* [EXERCISE PROMPT]
Determine the number of lines in the data that include the word "Output", and write only that number.

Collected data:
◆ ◆ ◆ ◆
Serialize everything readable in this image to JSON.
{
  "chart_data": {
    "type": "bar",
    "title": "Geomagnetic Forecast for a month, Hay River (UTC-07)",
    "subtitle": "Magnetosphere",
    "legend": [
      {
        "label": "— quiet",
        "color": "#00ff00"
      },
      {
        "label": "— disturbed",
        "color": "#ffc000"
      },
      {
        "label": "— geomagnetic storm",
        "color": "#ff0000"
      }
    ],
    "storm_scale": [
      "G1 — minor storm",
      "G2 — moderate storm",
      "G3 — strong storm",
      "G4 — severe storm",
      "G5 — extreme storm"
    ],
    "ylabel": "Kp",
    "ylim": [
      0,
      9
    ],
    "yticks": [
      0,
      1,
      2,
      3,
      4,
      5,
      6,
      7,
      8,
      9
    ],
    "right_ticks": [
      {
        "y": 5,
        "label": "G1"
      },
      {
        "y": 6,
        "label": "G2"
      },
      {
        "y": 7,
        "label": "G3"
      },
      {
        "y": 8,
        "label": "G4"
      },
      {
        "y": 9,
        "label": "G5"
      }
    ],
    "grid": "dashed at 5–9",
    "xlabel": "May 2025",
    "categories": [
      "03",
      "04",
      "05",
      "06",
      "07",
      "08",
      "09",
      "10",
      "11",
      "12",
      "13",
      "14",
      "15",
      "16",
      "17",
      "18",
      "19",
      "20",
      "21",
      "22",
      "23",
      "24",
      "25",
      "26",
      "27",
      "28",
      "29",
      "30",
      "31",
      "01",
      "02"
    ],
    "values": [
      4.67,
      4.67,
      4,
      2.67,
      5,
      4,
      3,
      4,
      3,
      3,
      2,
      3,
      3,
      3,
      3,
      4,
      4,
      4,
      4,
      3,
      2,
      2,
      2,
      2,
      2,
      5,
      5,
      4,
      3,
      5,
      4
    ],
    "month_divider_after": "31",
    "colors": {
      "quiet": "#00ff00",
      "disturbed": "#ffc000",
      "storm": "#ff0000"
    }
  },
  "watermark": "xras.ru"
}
◆ ◆ ◆ ◆
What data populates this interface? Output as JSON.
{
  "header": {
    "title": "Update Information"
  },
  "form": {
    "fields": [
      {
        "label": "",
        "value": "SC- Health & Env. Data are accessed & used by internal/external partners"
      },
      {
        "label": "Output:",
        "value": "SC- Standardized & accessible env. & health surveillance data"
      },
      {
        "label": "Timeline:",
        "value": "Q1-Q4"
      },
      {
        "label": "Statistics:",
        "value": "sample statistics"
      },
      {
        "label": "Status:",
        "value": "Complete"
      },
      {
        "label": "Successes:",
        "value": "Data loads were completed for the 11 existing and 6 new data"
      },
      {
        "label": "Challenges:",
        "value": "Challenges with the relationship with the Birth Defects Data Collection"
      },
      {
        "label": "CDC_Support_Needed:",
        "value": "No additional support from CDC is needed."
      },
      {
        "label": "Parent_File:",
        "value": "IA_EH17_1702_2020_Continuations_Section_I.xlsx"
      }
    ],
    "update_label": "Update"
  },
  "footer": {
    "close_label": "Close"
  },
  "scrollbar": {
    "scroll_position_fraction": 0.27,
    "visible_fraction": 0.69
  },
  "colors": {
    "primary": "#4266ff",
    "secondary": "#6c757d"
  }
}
◆ ◆ ◆ ◆
* [TASK ANSWER]
2